- **Aim of the exercise**:
Read the data and repeat all of it exactly.

- **Records for this exercise**:

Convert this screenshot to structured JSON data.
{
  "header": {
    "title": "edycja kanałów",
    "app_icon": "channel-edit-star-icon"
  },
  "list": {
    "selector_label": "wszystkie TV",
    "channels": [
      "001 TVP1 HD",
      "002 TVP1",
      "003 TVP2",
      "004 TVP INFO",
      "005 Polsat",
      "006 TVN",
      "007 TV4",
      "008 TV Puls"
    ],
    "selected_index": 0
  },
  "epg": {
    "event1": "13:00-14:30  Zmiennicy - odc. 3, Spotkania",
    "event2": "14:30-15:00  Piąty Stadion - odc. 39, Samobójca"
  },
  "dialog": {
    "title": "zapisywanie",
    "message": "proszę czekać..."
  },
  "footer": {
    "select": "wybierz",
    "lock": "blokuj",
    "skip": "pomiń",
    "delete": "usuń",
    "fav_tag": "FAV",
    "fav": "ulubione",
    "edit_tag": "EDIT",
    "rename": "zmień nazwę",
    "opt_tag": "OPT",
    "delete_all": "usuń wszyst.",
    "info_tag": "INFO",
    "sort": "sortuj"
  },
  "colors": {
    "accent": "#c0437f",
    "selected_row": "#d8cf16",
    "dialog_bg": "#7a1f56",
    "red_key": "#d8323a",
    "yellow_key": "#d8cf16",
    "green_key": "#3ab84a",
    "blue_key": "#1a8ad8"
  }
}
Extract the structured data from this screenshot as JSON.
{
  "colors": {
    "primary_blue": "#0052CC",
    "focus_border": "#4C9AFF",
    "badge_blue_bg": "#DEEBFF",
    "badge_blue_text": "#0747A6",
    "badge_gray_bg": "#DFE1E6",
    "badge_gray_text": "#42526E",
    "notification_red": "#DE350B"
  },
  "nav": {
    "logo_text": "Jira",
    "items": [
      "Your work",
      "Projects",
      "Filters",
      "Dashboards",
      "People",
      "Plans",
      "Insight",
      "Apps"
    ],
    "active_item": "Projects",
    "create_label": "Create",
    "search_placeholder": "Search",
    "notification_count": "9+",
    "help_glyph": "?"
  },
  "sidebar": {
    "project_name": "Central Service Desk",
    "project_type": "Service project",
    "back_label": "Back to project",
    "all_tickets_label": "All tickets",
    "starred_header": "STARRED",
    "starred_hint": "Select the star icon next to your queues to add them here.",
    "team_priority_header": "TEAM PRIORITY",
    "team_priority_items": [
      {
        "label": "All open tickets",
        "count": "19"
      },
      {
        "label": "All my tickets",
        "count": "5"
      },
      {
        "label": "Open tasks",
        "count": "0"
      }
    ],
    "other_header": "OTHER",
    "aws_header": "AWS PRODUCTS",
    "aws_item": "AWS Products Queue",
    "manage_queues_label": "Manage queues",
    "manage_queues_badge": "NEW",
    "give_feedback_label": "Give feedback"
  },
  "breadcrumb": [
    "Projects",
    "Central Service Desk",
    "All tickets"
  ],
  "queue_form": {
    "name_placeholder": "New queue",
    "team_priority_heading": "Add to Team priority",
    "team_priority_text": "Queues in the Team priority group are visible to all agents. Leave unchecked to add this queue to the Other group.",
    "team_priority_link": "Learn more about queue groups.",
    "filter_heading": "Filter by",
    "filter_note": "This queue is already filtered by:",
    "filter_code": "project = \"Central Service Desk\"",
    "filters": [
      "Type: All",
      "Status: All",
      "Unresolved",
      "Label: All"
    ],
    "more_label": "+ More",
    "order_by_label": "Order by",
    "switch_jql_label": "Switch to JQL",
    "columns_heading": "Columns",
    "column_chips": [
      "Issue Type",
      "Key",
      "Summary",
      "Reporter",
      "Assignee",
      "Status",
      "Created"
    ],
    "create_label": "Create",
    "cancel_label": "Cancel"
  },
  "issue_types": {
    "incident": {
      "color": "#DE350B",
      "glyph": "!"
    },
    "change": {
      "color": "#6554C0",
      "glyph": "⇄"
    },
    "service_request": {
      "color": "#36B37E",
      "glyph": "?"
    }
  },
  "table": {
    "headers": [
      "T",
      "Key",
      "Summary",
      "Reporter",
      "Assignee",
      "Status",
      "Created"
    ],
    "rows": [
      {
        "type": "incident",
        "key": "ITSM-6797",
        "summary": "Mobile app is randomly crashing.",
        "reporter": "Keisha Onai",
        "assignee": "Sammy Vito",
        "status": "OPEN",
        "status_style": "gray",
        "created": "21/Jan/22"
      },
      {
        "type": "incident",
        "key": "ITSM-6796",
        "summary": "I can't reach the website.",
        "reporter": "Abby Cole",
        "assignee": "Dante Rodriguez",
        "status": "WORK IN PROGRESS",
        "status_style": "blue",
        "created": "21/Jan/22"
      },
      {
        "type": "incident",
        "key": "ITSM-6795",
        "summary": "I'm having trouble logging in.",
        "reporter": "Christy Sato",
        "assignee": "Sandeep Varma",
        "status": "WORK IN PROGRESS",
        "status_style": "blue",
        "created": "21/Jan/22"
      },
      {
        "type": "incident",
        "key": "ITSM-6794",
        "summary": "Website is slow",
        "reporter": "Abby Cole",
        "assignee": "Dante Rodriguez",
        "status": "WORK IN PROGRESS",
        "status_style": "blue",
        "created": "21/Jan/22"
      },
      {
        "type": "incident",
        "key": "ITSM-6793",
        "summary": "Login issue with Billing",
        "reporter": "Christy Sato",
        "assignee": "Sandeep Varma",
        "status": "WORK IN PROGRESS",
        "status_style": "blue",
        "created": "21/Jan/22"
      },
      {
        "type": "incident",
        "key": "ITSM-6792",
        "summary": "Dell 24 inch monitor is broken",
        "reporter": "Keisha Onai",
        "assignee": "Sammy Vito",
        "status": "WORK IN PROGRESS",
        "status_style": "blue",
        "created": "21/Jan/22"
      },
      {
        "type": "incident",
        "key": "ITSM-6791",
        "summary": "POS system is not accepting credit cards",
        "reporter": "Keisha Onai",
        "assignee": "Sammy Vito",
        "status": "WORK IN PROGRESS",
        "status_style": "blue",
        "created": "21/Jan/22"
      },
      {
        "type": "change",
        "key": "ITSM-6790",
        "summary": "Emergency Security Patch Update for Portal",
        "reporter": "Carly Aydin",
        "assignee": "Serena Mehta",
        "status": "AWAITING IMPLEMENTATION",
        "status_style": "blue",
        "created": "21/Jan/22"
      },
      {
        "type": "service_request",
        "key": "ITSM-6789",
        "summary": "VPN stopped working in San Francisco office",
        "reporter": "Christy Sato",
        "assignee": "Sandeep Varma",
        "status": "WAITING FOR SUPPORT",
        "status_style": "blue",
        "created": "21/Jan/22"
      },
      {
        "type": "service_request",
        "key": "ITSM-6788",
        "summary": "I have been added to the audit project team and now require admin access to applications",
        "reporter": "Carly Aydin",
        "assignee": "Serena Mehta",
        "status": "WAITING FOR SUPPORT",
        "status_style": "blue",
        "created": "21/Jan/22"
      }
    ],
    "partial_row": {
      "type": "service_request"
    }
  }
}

- **Solution for this task**:
Convert this screenshot to structured JSON data.
{
  "header": {
    "title": "edycja kanałów",
    "app_icon": "channel-edit-star-icon"
  },
  "list": {
    "selector_label": "wszystkie TV",
    "channels": [
      "001 TVP1 HD",
      "002 TVP1",
      "003 TVP2",
      "004 TVP INFO",
      "005 Polsat",
      "006 TVN",
      "007 TV4",
      "008 TV Puls"
    ],
    "selected_index": 0
  },
  "epg": {
    "event1": "13:00-14:30  Zmiennicy - odc. 3, Spotkania",
    "event2": "14:30-15:00  Piąty Stadion - odc. 39, Samobójca"
  },
  "dialog": {
    "title": "zapisywanie",
    "message": "proszę czekać..."
  },
  "footer": {
    "select": "wybierz",
    "lock": "blokuj",
    "skip": "pomiń",
    "delete": "usuń",
    "fav_tag": "FAV",
    "fav": "ulubione",
    "edit_tag": "EDIT",
    "rename": "zmień nazwę",
    "opt_tag": "OPT",
    "delete_all": "usuń wszyst.",
    "info_tag": "INFO",
    "sort": "sortuj"
  },
  "colors": {
    "accent": "#c0437f",
    "selected_row": "#d8cf16",
    "dialog_bg": "#7a1f56",
    "red_key": "#d8323a",
    "yellow_key": "#d8cf16",
    "green_key": "#3ab84a",
    "blue_key": "#1a8ad8"
  }
}
Extract the structured data from this screenshot as JSON.
{
  "colors": {
    "primary_blue": "#0052CC",
    "focus_border": "#4C9AFF",
    "badge_blue_bg": "#DEEBFF",
    "badge_blue_text": "#0747A6",
    "badge_gray_bg": "#DFE1E6",
    "badge_gray_text": "#42526E",
    "notification_red": "#DE350B"
  },
  "nav": {
    "logo_text": "Jira",
    "items": [
      "Your work",
      "Projects",
      "Filters",
      "Dashboards",
      "People",
      "Plans",
      "Insight",
      "Apps"
    ],
    "active_item": "Projects",
    "create_label": "Create",
    "search_placeholder": "Search",
    "notification_count": "9+",
    "help_glyph": "?"
  },
  "sidebar": {
    "project_name": "Central Service Desk",
    "project_type": "Service project",
    "back_label": "Back to project",
    "all_tickets_label": "All tickets",
    "starred_header": "STARRED",
    "starred_hint": "Select the star icon next to your queues to add them here.",
    "team_priority_header": "TEAM PRIORITY",
    "team_priority_items": [
      {
        "label": "All open tickets",
        "count": "19"
      },
      {
        "label": "All my tickets",
        "count": "5"
      },
      {
        "label": "Open tasks",
        "count": "0"
      }
    ],
    "other_header": "OTHER",
    "aws_header": "AWS PRODUCTS",
    "aws_item": "AWS Products Queue",
    "manage_queues_label": "Manage queues",
    "manage_queues_badge": "NEW",
    "give_feedback_label": "Give feedback"
  },
  "breadcrumb": [
    "Projects",
    "Central Service Desk",
    "All tickets"
  ],
  "queue_form": {
    "name_placeholder": "New queue",
    "team_priority_heading": "Add to Team priority",
    "team_priority_text": "Queues in the Team priority group are visible to all agents. Leave unchecked to add this queue to the Other group.",
    "team_priority_link": "Learn more about queue groups.",
    "filter_heading": "Filter by",
    "filter_note": "This queue is already filtered by:",
    "filter_code": "project = \"Central Service Desk\"",
    "filters": [
      "Type: All",
      "Status: All",
      "Unresolved",
      "Label: All"
    ],
    "more_label": "+ More",
    "order_by_label": "Order by",
    "switch_jql_label": "Switch to JQL",
    "columns_heading": "Columns",
    "column_chips": [
      "Issue Type",
      "Key",
      "Summary",
      "Reporter",
      "Assignee",
      "Status",
      "Created"
    ],
    "create_label": "Create",
    "cancel_label": "Cancel"
  },
  "issue_types": {
    "incident": {
      "color": "#DE350B",
      "glyph": "!"
    },
    "change": {
      "color": "#6554C0",
      "glyph": "⇄"
    },
    "service_request": {
      "color": "#36B37E",
      "glyph": "?"
    }
  },
  "table": {
    "headers": [
      "T",
      "Key",
      "Summary",
      "Reporter",
      "Assignee",
      "Status",
      "Created"
    ],
    "rows": [
      {
        "type": "incident",
        "key": "ITSM-6797",
        "summary": "Mobile app is randomly crashing.",
        "reporter": "Keisha Onai",
        "assignee": "Sammy Vito",
        "status": "OPEN",
        "status_style": "gray",
        "created": "21/Jan/22"
      },
      {
        "type": "incident",
        "key": "ITSM-6796",
        "summary": "I can't reach the website.",
        "reporter": "Abby Cole",
        "assignee": "Dante Rodriguez",
        "status": "WORK IN PROGRESS",
        "status_style": "blue",
        "created": "21/Jan/22"
      },
      {
        "type": "incident",
        "key": "ITSM-6795",
        "summary": "I'm having trouble logging in.",
        "reporter": "Christy Sato",
        "assignee": "Sandeep Varma",
        "status": "WORK IN PROGRESS",
        "status_style": "blue",
        "created": "21/Jan/22"
      },
      {
        "type": "incident",
        "key": "ITSM-6794",
        "summary": "Website is slow",
        "reporter": "Abby Cole",
        "assignee": "Dante Rodriguez",
        "status": "WORK IN PROGRESS",
        "status_style": "blue",
        "created": "21/Jan/22"
      },
      {
        "type": "incident",
        "key": "ITSM-6793",
        "summary": "Login issue with Billing",
        "reporter": "Christy Sato",
        "assignee": "Sandeep Varma",
        "status": "WORK IN PROGRESS",
        "status_style": "blue",
        "created": "21/Jan/22"
      },
      {
        "type": "incident",
        "key": "ITSM-6792",
        "summary": "Dell 24 inch monitor is broken",
        "reporter": "Keisha Onai",
        "assignee": "Sammy Vito",
        "status": "WORK IN PROGRESS",
        "status_style": "blue",
        "created": "21/Jan/22"
      },
      {
        "type": "incident",
        "key": "ITSM-6791",
        "summary": "POS system is not accepting credit cards",
        "reporter": "Keisha Onai",
        "assignee": "Sammy Vito",
        "status": "WORK IN PROGRESS",
        "status_style": "blue",
        "created": "21/Jan/22"
      },
      {
        "type": "change",
        "key": "ITSM-6790",
        "summary": "Emergency Security Patch Update for Portal",
        "reporter": "Carly Aydin",
        "assignee": "Serena Mehta",
        "status": "AWAITING IMPLEMENTATION",
        "status_style": "blue",
        "created": "21/Jan/22"
      },
      {
        "type": "service_request",
        "key": "ITSM-6789",
        "summary": "VPN stopped working in San Francisco office",
        "reporter": "Christy Sato",
        "assignee": "Sandeep Varma",
        "status": "WAITING FOR SUPPORT",
        "status_style": "blue",
        "created": "21/Jan/22"
      },
      {
        "type": "service_request",
        "key": "ITSM-6788",
        "summary": "I have been added to the audit project team and now require admin access to applications",
        "reporter": "Carly Aydin",
        "assignee": "Serena Mehta",
        "status": "WAITING FOR SUPPORT",
        "status_style": "blue",
        "created": "21/Jan/22"
      }
    ],
    "partial_row": {
      "type": "service_request"
    }
  }
}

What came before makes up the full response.